- _Requirements_: Give every line from the entries that contains "accel".

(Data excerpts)
begin

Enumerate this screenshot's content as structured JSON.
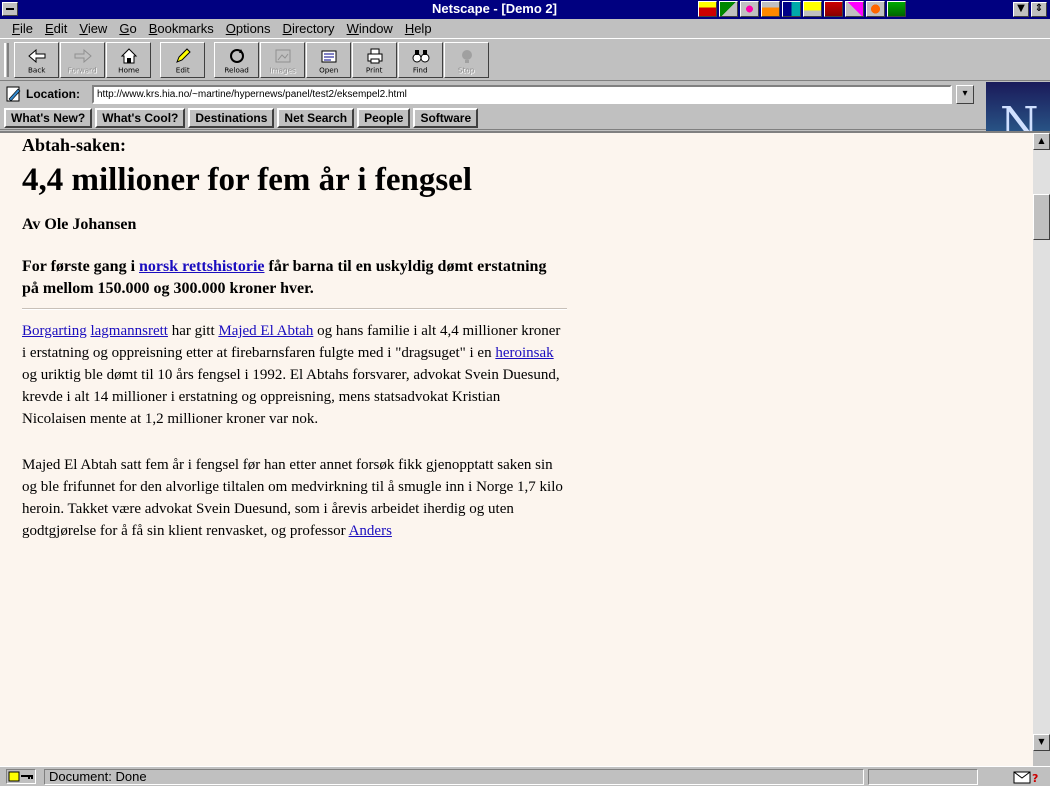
{
  "window": {
    "title": "Netscape - [Demo 2]",
    "min_glyph": "▼",
    "restore_glyph": "⇕"
  },
  "menu": [
    {
      "accel": "F",
      "rest": "ile"
    },
    {
      "accel": "E",
      "rest": "dit"
    },
    {
      "accel": "V",
      "rest": "iew"
    },
    {
      "accel": "G",
      "rest": "o"
    },
    {
      "accel": "B",
      "rest": "ookmarks"
    },
    {
      "accel": "O",
      "rest": "ptions"
    },
    {
      "accel": "D",
      "rest": "irectory"
    },
    {
      "accel": "W",
      "rest": "indow"
    },
    {
      "accel": "H",
      "rest": "elp"
    }
  ],
  "toolbar": {
    "back": "Back",
    "forward": "Forward",
    "home": "Home",
    "edit": "Edit",
    "reload": "Reload",
    "images": "Images",
    "open": "Open",
    "print": "Print",
    "find": "Find",
    "stop": "Stop"
  },
  "location": {
    "label": "Location:",
    "url": "http://www.krs.hia.no/~martine/hypernews/panel/test2/eksempel2.html",
    "dropdown_glyph": "▾"
  },
  "directory_buttons": [
    "What's New?",
    "What's Cool?",
    "Destinations",
    "Net Search",
    "People",
    "Software"
  ],
  "logo_letter": "N",
  "article": {
    "kicker": "Abtah-saken:",
    "headline": "4,4 millioner for fem år i fengsel",
    "byline": "Av Ole Johansen",
    "lead_before": "For første gang i ",
    "lead_link": "norsk rettshistorie",
    "lead_after": " får barna til en uskyldig dømt erstatning på mellom 150.000 og 300.000 kroner hver.",
    "p1": {
      "link1": "Borgarting",
      "link2": "lagmannsrett",
      "t1": " har gitt ",
      "link3": "Majed El Abtah",
      "t2": " og hans familie i alt 4,4 millioner kroner i erstatning og oppreisning etter at firebarnsfaren fulgte med i \"dragsuget\" i en ",
      "link4": "heroinsak",
      "t3": " og uriktig ble dømt til 10 års fengsel i 1992. El Abtahs forsvarer, advokat Svein Duesund, krevde i alt 14 millioner i erstatning og oppreisning, mens statsadvokat Kristian Nicolaisen mente at 1,2 millioner kroner var nok."
    },
    "p2": {
      "text": "Majed El Abtah satt fem år i fengsel før han etter annet forsøk fikk gjenopptatt saken sin og ble frifunnet for den alvorlige tiltalen om medvirkning til å smugle inn i Norge 1,7 kilo heroin. Takket være advokat Svein Duesund, som i årevis arbeidet iherdig og uten godtgjørelse for å få sin klient renvasket, og professor ",
      "link": "Anders"
    }
  },
  "status": {
    "text": "Document: Done"
  },
  "scroll": {
    "up_glyph": "▲",
    "down_glyph": "▼"
  }
}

end

- _Problem solution_:
      "accel": "F",
      "accel": "E",
      "accel": "V",
      "accel": "G",
      "accel": "B",
      "accel": "O",
      "accel": "D",
      "accel": "W",
      "accel": "H",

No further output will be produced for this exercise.